• _Exercise_
Identify all lines in the data containing the string "this". Copy them out.
*** Given data
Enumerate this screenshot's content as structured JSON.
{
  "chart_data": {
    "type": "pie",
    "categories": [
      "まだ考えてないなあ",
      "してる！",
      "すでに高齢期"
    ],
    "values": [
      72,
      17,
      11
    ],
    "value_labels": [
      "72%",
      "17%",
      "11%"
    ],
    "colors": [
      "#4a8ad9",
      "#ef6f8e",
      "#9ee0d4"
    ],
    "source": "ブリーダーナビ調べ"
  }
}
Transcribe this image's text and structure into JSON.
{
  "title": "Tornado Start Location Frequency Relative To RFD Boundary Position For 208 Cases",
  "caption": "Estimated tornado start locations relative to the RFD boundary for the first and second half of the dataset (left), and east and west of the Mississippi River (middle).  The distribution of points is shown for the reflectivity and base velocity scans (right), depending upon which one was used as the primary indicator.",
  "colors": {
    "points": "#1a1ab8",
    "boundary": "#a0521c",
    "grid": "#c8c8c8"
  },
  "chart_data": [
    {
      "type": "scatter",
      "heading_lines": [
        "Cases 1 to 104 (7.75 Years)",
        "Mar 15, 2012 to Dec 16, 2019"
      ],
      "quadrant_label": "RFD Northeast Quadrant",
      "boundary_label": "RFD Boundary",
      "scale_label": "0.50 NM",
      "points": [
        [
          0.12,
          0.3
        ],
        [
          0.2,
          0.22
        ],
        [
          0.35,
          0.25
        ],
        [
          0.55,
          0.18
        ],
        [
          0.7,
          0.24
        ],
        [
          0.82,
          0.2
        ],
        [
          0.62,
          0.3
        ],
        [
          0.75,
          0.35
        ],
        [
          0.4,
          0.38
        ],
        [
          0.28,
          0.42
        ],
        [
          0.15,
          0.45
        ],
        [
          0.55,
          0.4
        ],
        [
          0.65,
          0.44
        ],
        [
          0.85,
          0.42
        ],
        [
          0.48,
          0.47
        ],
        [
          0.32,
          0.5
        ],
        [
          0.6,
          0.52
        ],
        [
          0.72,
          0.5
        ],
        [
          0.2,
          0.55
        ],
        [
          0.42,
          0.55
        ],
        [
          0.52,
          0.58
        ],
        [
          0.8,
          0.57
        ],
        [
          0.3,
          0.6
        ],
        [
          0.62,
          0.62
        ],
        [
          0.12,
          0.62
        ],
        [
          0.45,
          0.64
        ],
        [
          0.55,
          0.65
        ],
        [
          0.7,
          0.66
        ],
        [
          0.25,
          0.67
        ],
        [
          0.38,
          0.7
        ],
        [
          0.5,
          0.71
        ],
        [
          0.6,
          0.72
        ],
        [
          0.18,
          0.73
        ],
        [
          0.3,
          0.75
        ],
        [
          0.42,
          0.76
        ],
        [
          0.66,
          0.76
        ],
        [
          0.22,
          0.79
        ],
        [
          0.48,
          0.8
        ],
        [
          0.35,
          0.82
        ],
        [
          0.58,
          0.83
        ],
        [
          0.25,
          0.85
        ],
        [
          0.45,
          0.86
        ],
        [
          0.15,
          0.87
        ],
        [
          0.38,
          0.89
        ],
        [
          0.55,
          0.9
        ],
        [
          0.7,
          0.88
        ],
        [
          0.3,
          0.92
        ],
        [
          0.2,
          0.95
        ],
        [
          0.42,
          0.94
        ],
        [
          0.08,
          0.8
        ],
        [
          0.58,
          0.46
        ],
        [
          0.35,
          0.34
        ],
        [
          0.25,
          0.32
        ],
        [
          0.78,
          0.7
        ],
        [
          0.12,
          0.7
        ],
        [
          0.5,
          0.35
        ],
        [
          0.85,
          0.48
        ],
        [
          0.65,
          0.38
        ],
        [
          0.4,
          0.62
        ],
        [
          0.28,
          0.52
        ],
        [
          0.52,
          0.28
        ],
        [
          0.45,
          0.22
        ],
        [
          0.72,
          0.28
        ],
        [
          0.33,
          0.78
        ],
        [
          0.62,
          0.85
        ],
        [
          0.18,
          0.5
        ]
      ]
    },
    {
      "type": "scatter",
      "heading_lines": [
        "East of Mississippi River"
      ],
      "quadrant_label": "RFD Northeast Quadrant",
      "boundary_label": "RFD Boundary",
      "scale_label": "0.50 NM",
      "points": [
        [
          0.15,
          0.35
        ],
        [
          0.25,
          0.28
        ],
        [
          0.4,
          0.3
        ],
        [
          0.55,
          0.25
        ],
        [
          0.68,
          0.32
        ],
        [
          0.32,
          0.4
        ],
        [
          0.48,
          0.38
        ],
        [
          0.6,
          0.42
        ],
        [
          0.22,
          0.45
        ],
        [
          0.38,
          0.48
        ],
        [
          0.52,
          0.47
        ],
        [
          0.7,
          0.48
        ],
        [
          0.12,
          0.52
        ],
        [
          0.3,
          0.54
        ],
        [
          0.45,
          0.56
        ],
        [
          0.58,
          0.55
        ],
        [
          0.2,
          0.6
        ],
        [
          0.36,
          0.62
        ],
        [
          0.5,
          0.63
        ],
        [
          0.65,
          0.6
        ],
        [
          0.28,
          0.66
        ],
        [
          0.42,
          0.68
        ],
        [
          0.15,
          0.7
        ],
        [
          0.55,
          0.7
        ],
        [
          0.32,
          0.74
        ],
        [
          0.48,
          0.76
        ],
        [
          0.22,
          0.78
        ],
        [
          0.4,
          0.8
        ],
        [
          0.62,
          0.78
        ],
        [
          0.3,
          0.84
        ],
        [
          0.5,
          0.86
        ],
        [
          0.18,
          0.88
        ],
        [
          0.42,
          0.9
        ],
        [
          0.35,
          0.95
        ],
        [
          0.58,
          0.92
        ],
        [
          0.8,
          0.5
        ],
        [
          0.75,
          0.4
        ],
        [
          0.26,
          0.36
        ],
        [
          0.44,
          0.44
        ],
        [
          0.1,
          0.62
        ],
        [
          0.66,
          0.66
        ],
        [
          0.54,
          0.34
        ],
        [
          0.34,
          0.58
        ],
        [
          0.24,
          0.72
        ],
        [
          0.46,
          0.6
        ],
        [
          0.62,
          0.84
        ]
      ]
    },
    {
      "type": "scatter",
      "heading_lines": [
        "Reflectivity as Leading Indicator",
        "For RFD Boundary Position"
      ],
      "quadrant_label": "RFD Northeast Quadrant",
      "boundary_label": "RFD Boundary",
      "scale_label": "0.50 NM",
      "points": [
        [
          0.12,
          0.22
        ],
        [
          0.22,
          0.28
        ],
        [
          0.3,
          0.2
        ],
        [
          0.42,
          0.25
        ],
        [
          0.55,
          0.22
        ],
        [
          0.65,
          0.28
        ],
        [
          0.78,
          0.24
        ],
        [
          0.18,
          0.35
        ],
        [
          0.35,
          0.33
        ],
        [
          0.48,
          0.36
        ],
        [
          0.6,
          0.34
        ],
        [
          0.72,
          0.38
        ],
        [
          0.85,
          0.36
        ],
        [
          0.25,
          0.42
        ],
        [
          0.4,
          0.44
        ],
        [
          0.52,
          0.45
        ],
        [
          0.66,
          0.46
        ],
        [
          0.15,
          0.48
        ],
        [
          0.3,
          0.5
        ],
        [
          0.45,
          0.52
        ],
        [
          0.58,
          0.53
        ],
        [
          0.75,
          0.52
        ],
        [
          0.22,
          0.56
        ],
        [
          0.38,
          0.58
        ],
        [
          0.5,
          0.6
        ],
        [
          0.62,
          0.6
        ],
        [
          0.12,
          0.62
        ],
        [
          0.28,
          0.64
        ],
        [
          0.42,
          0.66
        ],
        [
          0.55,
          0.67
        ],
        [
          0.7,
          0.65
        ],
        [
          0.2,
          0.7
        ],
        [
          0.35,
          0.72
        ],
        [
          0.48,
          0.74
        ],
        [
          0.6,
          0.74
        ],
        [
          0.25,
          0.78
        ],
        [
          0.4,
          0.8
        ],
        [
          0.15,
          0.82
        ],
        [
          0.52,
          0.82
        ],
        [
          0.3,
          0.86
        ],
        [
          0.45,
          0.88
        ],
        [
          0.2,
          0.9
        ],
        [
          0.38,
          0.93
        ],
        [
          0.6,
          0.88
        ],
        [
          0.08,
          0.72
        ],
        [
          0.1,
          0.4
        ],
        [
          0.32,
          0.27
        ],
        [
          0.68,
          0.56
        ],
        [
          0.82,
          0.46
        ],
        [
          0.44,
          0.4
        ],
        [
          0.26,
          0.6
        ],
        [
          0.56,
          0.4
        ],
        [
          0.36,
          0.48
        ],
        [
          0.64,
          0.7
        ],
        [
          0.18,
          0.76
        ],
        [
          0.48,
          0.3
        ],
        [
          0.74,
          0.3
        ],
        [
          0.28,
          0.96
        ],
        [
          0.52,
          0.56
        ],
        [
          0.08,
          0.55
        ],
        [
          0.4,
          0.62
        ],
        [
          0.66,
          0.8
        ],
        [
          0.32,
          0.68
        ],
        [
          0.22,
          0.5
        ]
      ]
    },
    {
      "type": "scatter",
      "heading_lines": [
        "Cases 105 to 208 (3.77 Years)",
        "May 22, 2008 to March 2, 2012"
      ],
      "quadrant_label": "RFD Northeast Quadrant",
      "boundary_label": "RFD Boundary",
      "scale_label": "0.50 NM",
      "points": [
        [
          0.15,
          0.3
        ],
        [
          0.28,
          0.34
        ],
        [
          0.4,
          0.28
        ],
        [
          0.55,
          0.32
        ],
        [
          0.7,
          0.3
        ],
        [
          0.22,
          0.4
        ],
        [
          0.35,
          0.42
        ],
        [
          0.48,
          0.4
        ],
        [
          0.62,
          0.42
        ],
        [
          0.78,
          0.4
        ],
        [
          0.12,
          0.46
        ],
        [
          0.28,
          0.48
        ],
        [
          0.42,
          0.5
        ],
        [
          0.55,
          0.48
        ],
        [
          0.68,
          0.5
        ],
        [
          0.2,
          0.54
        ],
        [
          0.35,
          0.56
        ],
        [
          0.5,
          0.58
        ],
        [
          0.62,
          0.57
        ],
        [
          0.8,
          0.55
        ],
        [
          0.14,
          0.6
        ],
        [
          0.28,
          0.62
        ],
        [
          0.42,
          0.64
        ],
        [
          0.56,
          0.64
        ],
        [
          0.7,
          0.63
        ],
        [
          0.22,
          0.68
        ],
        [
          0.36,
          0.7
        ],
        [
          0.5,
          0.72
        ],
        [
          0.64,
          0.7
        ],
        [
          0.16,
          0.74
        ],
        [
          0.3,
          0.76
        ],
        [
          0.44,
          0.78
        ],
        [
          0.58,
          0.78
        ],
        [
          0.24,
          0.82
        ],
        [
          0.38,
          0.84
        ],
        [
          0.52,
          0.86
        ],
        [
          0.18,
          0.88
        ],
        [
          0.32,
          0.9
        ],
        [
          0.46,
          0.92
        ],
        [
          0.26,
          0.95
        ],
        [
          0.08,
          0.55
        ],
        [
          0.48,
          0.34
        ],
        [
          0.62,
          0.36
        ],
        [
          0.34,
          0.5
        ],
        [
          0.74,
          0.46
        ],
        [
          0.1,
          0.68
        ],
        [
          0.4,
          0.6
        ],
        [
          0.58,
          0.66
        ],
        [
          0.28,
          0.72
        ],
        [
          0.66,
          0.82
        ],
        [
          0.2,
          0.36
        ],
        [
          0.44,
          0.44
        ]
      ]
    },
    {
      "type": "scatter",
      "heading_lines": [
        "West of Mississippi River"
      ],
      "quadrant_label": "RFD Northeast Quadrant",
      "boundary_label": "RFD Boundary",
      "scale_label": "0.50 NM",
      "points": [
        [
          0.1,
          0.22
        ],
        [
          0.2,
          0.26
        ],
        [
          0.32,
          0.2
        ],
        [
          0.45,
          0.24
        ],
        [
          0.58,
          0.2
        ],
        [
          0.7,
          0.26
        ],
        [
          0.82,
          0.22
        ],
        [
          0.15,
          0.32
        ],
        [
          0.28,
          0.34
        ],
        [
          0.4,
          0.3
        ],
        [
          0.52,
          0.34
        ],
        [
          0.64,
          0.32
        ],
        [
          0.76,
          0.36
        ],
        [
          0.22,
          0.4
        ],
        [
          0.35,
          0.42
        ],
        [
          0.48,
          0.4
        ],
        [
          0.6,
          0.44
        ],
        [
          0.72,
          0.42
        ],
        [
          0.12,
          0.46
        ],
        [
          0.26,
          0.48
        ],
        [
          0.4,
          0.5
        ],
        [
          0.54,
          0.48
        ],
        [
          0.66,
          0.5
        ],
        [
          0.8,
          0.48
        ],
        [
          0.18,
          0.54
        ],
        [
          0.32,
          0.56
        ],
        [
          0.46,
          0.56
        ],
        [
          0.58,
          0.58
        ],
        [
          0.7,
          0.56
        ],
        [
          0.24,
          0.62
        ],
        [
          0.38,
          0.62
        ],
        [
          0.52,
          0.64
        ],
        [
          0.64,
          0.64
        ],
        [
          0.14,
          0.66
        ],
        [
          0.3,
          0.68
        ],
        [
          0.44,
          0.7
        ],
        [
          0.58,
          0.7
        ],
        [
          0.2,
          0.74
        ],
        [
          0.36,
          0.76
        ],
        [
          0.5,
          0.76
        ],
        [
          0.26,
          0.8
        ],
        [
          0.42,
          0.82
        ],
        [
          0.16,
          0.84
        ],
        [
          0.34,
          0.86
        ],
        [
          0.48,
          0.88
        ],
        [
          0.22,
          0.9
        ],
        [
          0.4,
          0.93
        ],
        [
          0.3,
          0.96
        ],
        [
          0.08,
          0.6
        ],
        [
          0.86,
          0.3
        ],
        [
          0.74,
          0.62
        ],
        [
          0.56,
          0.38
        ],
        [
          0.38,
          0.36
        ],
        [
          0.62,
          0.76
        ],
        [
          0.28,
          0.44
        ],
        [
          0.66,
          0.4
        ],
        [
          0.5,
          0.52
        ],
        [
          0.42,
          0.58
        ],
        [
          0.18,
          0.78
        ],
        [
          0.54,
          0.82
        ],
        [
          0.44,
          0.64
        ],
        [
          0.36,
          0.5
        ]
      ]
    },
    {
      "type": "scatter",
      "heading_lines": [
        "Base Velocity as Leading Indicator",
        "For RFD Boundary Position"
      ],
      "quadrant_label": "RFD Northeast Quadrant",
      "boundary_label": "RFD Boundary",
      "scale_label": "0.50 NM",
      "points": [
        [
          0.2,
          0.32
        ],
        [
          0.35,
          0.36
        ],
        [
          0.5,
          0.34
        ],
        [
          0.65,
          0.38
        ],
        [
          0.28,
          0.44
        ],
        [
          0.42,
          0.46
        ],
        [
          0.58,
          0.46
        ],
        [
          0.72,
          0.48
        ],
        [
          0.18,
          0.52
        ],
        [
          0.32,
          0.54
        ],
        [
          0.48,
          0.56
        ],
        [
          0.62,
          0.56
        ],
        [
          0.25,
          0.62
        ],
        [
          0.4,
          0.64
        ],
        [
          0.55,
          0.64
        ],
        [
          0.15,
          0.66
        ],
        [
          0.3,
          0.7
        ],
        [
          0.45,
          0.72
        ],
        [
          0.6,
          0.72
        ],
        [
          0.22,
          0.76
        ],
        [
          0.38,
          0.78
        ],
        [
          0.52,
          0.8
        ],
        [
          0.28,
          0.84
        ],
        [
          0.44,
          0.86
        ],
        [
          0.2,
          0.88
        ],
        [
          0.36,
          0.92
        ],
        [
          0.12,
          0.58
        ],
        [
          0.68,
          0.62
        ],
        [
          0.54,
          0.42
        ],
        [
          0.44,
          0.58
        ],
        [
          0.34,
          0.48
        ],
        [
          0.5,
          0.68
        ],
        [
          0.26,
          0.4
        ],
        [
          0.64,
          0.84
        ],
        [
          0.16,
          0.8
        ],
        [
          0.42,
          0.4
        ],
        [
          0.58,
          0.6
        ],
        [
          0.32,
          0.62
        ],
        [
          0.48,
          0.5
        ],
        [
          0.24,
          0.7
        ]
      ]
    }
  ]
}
******
• _Task response_
Enumerate this screenshot's content as structured JSON.
Transcribe this image's text and structure into JSON.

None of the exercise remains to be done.